[Data to use]:
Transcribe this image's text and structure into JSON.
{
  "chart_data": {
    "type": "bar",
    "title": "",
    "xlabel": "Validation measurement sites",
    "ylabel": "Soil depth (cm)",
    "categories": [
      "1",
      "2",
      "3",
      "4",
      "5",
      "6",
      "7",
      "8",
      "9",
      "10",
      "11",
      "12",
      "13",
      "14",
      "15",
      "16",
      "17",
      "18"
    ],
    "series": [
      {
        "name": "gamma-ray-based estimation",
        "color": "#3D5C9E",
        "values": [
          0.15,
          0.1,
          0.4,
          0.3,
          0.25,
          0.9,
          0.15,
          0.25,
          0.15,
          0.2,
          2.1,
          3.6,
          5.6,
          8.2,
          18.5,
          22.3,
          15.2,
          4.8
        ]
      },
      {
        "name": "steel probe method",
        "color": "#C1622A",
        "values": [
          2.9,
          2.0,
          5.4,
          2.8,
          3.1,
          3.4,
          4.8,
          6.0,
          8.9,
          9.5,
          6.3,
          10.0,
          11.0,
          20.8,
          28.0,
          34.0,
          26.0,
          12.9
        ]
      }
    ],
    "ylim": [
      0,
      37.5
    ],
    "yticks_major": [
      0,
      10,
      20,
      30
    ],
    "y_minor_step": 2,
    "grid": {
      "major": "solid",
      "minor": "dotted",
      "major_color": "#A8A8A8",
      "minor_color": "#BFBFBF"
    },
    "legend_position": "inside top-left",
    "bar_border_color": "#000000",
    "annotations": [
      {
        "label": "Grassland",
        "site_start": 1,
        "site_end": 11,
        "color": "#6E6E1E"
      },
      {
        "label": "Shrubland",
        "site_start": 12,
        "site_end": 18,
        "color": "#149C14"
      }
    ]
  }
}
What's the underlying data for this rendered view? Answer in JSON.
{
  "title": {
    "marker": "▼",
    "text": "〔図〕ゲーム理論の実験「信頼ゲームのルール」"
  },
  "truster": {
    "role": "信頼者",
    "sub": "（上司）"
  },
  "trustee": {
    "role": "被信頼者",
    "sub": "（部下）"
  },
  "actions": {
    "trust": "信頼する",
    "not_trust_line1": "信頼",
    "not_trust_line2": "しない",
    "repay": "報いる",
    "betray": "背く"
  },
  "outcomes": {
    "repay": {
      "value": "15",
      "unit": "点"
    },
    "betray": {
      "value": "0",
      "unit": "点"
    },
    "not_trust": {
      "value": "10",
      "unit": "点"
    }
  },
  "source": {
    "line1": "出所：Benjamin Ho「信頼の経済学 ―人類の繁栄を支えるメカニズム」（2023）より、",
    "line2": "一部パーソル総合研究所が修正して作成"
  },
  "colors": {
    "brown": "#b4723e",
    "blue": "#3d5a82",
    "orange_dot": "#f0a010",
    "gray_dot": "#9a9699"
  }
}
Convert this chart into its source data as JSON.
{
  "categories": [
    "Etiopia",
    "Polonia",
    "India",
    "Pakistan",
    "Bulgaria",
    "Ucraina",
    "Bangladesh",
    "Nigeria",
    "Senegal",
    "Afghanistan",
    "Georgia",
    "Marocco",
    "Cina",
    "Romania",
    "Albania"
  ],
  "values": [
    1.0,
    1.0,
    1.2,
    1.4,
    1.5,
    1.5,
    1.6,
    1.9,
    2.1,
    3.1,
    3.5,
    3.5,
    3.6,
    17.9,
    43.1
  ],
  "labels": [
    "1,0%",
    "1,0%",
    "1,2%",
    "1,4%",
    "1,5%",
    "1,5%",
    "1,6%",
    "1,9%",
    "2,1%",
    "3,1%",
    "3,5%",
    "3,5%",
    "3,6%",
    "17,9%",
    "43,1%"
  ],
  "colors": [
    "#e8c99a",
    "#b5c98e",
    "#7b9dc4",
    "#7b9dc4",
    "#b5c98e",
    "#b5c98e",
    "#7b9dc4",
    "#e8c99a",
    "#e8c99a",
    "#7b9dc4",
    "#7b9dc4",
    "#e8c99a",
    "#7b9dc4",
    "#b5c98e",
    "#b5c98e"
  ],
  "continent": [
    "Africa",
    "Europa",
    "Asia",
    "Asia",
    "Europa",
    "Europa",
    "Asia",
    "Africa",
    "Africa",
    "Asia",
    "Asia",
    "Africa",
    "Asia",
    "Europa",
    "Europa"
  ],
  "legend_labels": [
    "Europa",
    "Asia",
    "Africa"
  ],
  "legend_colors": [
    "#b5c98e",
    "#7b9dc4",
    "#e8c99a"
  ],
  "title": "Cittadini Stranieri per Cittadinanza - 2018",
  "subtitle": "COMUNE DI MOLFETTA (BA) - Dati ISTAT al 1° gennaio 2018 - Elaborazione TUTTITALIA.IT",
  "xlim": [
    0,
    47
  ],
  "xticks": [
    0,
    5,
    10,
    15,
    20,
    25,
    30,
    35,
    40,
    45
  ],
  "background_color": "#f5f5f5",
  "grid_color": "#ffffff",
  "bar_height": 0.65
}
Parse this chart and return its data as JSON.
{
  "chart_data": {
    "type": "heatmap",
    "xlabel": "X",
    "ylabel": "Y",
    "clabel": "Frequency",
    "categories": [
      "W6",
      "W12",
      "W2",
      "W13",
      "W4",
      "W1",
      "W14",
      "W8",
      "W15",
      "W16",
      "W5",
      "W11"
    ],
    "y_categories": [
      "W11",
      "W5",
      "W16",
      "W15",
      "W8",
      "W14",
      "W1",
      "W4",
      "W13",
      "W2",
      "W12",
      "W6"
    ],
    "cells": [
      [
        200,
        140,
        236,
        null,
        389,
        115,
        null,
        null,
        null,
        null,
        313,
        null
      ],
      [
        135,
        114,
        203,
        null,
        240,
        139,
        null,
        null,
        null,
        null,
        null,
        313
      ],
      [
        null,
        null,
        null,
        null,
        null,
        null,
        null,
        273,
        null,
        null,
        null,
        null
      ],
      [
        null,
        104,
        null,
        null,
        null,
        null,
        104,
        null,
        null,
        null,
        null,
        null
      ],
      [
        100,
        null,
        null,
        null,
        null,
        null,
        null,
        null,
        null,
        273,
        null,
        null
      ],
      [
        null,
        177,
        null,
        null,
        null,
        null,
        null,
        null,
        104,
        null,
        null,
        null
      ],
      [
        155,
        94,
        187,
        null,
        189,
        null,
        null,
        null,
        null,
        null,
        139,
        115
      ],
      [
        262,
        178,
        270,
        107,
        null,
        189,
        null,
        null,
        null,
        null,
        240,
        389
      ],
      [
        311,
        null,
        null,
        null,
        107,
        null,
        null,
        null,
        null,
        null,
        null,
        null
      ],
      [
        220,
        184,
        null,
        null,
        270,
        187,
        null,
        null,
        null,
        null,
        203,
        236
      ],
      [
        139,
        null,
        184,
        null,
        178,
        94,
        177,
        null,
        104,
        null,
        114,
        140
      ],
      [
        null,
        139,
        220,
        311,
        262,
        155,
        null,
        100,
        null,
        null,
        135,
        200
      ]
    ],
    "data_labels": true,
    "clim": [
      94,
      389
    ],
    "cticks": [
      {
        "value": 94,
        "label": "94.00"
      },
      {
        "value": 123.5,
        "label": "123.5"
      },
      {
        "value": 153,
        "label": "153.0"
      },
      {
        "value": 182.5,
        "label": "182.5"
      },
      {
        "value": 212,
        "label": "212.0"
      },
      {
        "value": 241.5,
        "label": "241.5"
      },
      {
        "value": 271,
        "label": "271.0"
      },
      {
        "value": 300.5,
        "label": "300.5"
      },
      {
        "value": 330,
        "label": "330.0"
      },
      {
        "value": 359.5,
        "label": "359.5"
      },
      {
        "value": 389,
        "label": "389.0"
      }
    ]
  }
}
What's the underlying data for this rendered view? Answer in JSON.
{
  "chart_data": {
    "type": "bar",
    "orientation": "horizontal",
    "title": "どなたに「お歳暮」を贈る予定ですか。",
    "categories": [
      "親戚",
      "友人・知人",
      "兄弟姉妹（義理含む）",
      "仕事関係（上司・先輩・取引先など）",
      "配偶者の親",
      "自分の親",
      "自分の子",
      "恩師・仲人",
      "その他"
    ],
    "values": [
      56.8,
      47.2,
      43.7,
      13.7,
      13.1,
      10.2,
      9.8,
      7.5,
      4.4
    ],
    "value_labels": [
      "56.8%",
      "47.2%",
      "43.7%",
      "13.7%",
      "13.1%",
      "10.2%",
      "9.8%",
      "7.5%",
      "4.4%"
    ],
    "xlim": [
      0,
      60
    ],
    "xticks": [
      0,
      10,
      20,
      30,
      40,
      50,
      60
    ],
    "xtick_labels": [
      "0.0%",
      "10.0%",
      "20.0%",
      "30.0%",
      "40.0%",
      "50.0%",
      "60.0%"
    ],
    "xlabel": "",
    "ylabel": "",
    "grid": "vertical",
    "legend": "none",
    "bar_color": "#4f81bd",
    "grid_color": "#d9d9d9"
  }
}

[Short problem]:
List all lines holding the string "source".

[Complete response]:
  "source": {
Convert this chart into its source data as JSON.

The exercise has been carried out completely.